» **WHAT THE TASK REQUIRES**:
Reproduce every line of the records below without any change, leaving out the pictures.

(Layout coordinate data)
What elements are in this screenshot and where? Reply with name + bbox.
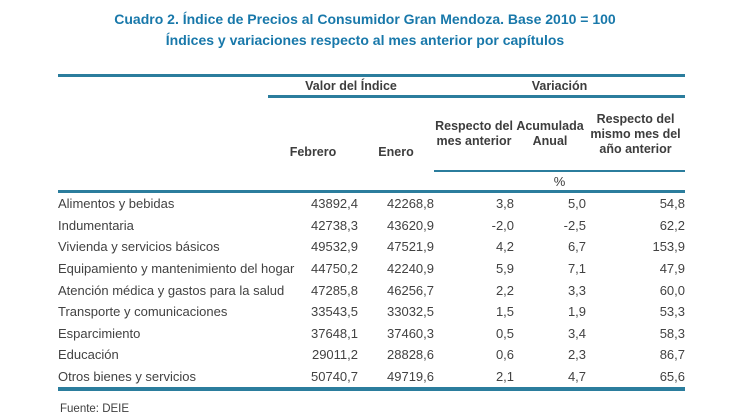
row-label: Transporte y comunicaciones xyxy=(58,304,228,320)
cell-febrero: 43892,4 xyxy=(311,196,358,212)
cell-var-interanual: 86,7 xyxy=(659,347,686,363)
cell-var-mes: 4,2 xyxy=(495,239,515,255)
cell-var-mes: -2,0 xyxy=(491,217,515,233)
cell-var-interanual: 65,6 xyxy=(586,365,686,392)
cell-febrero: 37648,1 xyxy=(311,325,358,341)
cell-febrero: 47285,8 xyxy=(311,282,358,298)
cell-var-mes: 1,5 xyxy=(495,304,515,320)
cell-var-interanual: 153,9 xyxy=(652,239,686,255)
cell-febrero: 50740,7 xyxy=(268,365,358,392)
row-label: Otros bienes y servicios xyxy=(58,365,268,392)
cell-febrero: 49532,9 xyxy=(311,239,358,255)
cell-var-mes: 2,1 xyxy=(434,365,515,392)
col-header-respecto-mes-anterior: Respecto del mes anterior xyxy=(434,96,515,172)
table-row: Transporte y comunicaciones 33543,5 3303… xyxy=(58,301,685,323)
col-header-febrero: Febrero xyxy=(289,145,337,159)
row-label: Indumentaria xyxy=(58,217,134,233)
cell-acumulada: -2,5 xyxy=(563,217,587,233)
group-header-valor-indice: Valor del Índice xyxy=(268,74,435,98)
group-header-spacer xyxy=(58,74,268,97)
cell-enero: 46256,7 xyxy=(387,282,435,298)
ipc-table: Valor del Índice Variación Febrero Enero… xyxy=(58,74,686,392)
table-row: Otros bienes y servicios 50740,7 49719,6… xyxy=(58,365,686,392)
cell-enero: 37460,3 xyxy=(387,325,435,341)
cell-febrero: 33543,5 xyxy=(311,304,358,320)
unit-row-spacer xyxy=(58,171,435,193)
unit-percent: % xyxy=(434,171,686,193)
cell-var-mes: 0,6 xyxy=(495,347,515,363)
cell-febrero: 29011,2 xyxy=(311,347,358,363)
cell-acumulada: 3,3 xyxy=(567,282,587,298)
column-header-row: Febrero Enero Respecto del mes anterior … xyxy=(58,96,686,172)
row-label: Esparcimiento xyxy=(58,325,141,341)
cell-acumulada: 3,4 xyxy=(567,325,587,341)
cell-enero: 28828,6 xyxy=(387,347,435,363)
table-row: Atención médica y gastos para la salud 4… xyxy=(58,279,685,301)
cell-var-mes: 3,8 xyxy=(495,196,515,212)
cell-var-mes: 2,2 xyxy=(495,282,515,298)
table-title: Cuadro 2. Índice de Precios al Consumido… xyxy=(0,0,730,51)
cell-enero: 42240,9 xyxy=(387,261,435,277)
col-header-acumulada-anual: Acumulada Anual xyxy=(514,96,587,172)
table-title-line1: Cuadro 2. Índice de Precios al Consumido… xyxy=(114,11,616,27)
table-title-line2: Índices y variaciones respecto al mes an… xyxy=(165,32,565,48)
table-row: Equipamiento y mantenimiento del hogar 4… xyxy=(58,258,685,280)
group-header-row: Valor del Índice Variación xyxy=(58,74,686,98)
row-label: Educación xyxy=(58,347,119,363)
row-label: Alimentos y bebidas xyxy=(58,196,175,212)
cell-var-interanual: 47,9 xyxy=(659,261,686,277)
table-row: Esparcimiento 37648,1 37460,3 0,5 3,4 58… xyxy=(58,323,685,345)
cell-acumulada: 1,9 xyxy=(567,304,587,320)
cell-enero: 33032,5 xyxy=(387,304,435,320)
cell-enero: 42268,8 xyxy=(387,196,435,212)
cell-febrero: 44750,2 xyxy=(311,261,358,277)
col-header-enero: Enero xyxy=(378,145,414,159)
cell-acumulada: 6,7 xyxy=(567,239,587,255)
table-row: Educación 29011,2 28828,6 0,6 2,3 86,7 xyxy=(58,344,685,366)
cell-var-interanual: 62,2 xyxy=(659,217,686,233)
group-header-variacion: Variación xyxy=(434,74,686,98)
cell-acumulada: 5,0 xyxy=(567,196,587,212)
cell-var-mes: 5,9 xyxy=(495,261,515,277)
row-label: Atención médica y gastos para la salud xyxy=(58,282,285,298)
row-label: Vivienda y servicios básicos xyxy=(58,239,220,255)
unit-row: % xyxy=(58,171,686,193)
cell-enero: 49719,6 xyxy=(358,365,435,392)
table-row: Alimentos y bebidas 43892,4 42268,8 3,8 … xyxy=(58,192,685,215)
cell-var-interanual: 54,8 xyxy=(659,196,686,212)
source-note: Fuente: DEIE xyxy=(60,403,130,415)
cell-enero: 47521,9 xyxy=(387,239,435,255)
row-label: Equipamiento y mantenimiento del hogar xyxy=(58,261,295,277)
cell-acumulada: 7,1 xyxy=(567,261,587,277)
cell-var-interanual: 60,0 xyxy=(659,282,686,298)
cell-febrero: 42738,3 xyxy=(311,217,358,233)
cell-var-interanual: 58,3 xyxy=(659,325,686,341)
cell-var-interanual: 53,3 xyxy=(659,304,686,320)
cell-var-mes: 0,5 xyxy=(495,325,515,341)
column-header-spacer xyxy=(58,97,268,172)
cell-acumulada: 2,3 xyxy=(567,347,587,363)
col-header-respecto-mismo-mes: Respecto del mismo mes del año anterior xyxy=(586,96,686,172)
cell-acumulada: 4,7 xyxy=(514,365,587,392)
table-row: Indumentaria 42738,3 43620,9 -2,0 -2,5 6… xyxy=(58,215,685,237)
cell-enero: 43620,9 xyxy=(387,217,435,233)
table-row: Vivienda y servicios básicos 49532,9 475… xyxy=(58,236,685,258)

» **WRITTEN SOLUTION**:
What elements are in this screenshot and where? Reply with name + bbox.
row-label: Transporte y comunicaciones xyxy=(58,304,228,320)
cell-febrero: 43892,4 xyxy=(311,196,358,212)
cell-var-interanual: 86,7 xyxy=(659,347,686,363)
cell-var-mes: 4,2 xyxy=(495,239,515,255)
cell-var-mes: -2,0 xyxy=(491,217,515,233)
cell-var-interanual: 65,6 xyxy=(586,365,686,392)
cell-febrero: 37648,1 xyxy=(311,325,358,341)
cell-febrero: 47285,8 xyxy=(311,282,358,298)
cell-var-mes: 1,5 xyxy=(495,304,515,320)
cell-var-interanual: 153,9 xyxy=(652,239,686,255)
cell-febrero: 50740,7 xyxy=(268,365,358,392)
row-label: Otros bienes y servicios xyxy=(58,365,268,392)
cell-febrero: 49532,9 xyxy=(311,239,358,255)
cell-var-mes: 2,1 xyxy=(434,365,515,392)
col-header-respecto-mes-anterior: Respecto del mes anterior xyxy=(434,96,515,172)
table-row: Transporte y comunicaciones 33543,5 3303… xyxy=(58,301,685,323)
col-header-febrero: Febrero xyxy=(289,145,337,159)
row-label: Indumentaria xyxy=(58,217,134,233)
cell-acumulada: -2,5 xyxy=(563,217,587,233)
group-header-valor-indice: Valor del Índice xyxy=(268,74,435,98)
group-header-spacer xyxy=(58,74,268,97)
cell-enero: 46256,7 xyxy=(387,282,435,298)
ipc-table: Valor del Índice Variación Febrero Enero… xyxy=(58,74,686,392)
table-row: Otros bienes y servicios 50740,7 49719,6… xyxy=(58,365,686,392)
cell-enero: 37460,3 xyxy=(387,325,435,341)
cell-febrero: 33543,5 xyxy=(311,304,358,320)
unit-row-spacer xyxy=(58,171,435,193)
unit-percent: % xyxy=(434,171,686,193)
cell-var-mes: 0,6 xyxy=(495,347,515,363)
cell-febrero: 29011,2 xyxy=(311,347,358,363)
cell-acumulada: 3,3 xyxy=(567,282,587,298)
column-header-row: Febrero Enero Respecto del mes anterior … xyxy=(58,96,686,172)
row-label: Esparcimiento xyxy=(58,325,141,341)
cell-acumulada: 3,4 xyxy=(567,325,587,341)
cell-enero: 28828,6 xyxy=(387,347,435,363)
table-row: Atención médica y gastos para la salud 4… xyxy=(58,279,685,301)
cell-var-mes: 3,8 xyxy=(495,196,515,212)
cell-var-mes: 2,2 xyxy=(495,282,515,298)
table-title: Cuadro 2. Índice de Precios al Consumido… xyxy=(0,0,730,51)
cell-enero: 42240,9 xyxy=(387,261,435,277)
col-header-acumulada-anual: Acumulada Anual xyxy=(514,96,587,172)
table-title-line1: Cuadro 2. Índice de Precios al Consumido… xyxy=(114,11,616,27)
table-title-line2: Índices y variaciones respecto al mes an… xyxy=(165,32,565,48)
table-row: Equipamiento y mantenimiento del hogar 4… xyxy=(58,258,685,280)
group-header-row: Valor del Índice Variación xyxy=(58,74,686,98)
row-label: Educación xyxy=(58,347,119,363)
row-label: Alimentos y bebidas xyxy=(58,196,175,212)
cell-var-interanual: 47,9 xyxy=(659,261,686,277)
table-row: Esparcimiento 37648,1 37460,3 0,5 3,4 58… xyxy=(58,323,685,345)
cell-acumulada: 1,9 xyxy=(567,304,587,320)
cell-enero: 33032,5 xyxy=(387,304,435,320)
cell-enero: 42268,8 xyxy=(387,196,435,212)
cell-febrero: 44750,2 xyxy=(311,261,358,277)
col-header-enero: Enero xyxy=(378,145,414,159)
cell-acumulada: 6,7 xyxy=(567,239,587,255)
table-row: Educación 29011,2 28828,6 0,6 2,3 86,7 xyxy=(58,344,685,366)
cell-var-interanual: 62,2 xyxy=(659,217,686,233)
group-header-variacion: Variación xyxy=(434,74,686,98)
cell-acumulada: 5,0 xyxy=(567,196,587,212)
cell-var-mes: 5,9 xyxy=(495,261,515,277)
row-label: Atención médica y gastos para la salud xyxy=(58,282,285,298)
row-label: Vivienda y servicios básicos xyxy=(58,239,220,255)
unit-row: % xyxy=(58,171,686,193)
cell-enero: 49719,6 xyxy=(358,365,435,392)
table-row: Alimentos y bebidas 43892,4 42268,8 3,8 … xyxy=(58,192,685,215)
cell-var-interanual: 54,8 xyxy=(659,196,686,212)
source-note: Fuente: DEIE xyxy=(60,403,130,415)
cell-enero: 47521,9 xyxy=(387,239,435,255)
row-label: Equipamiento y mantenimiento del hogar xyxy=(58,261,295,277)
cell-acumulada: 7,1 xyxy=(567,261,587,277)
cell-var-interanual: 60,0 xyxy=(659,282,686,298)
cell-febrero: 42738,3 xyxy=(311,217,358,233)
cell-var-interanual: 58,3 xyxy=(659,325,686,341)
cell-var-interanual: 53,3 xyxy=(659,304,686,320)
cell-var-mes: 0,5 xyxy=(495,325,515,341)
column-header-spacer xyxy=(58,97,268,172)
cell-acumulada: 2,3 xyxy=(567,347,587,363)
col-header-respecto-mismo-mes: Respecto del mismo mes del año anterior xyxy=(586,96,686,172)
cell-acumulada: 4,7 xyxy=(514,365,587,392)
table-row: Indumentaria 42738,3 43620,9 -2,0 -2,5 6… xyxy=(58,215,685,237)
cell-enero: 43620,9 xyxy=(387,217,435,233)
table-row: Vivienda y servicios básicos 49532,9 475… xyxy=(58,236,685,258)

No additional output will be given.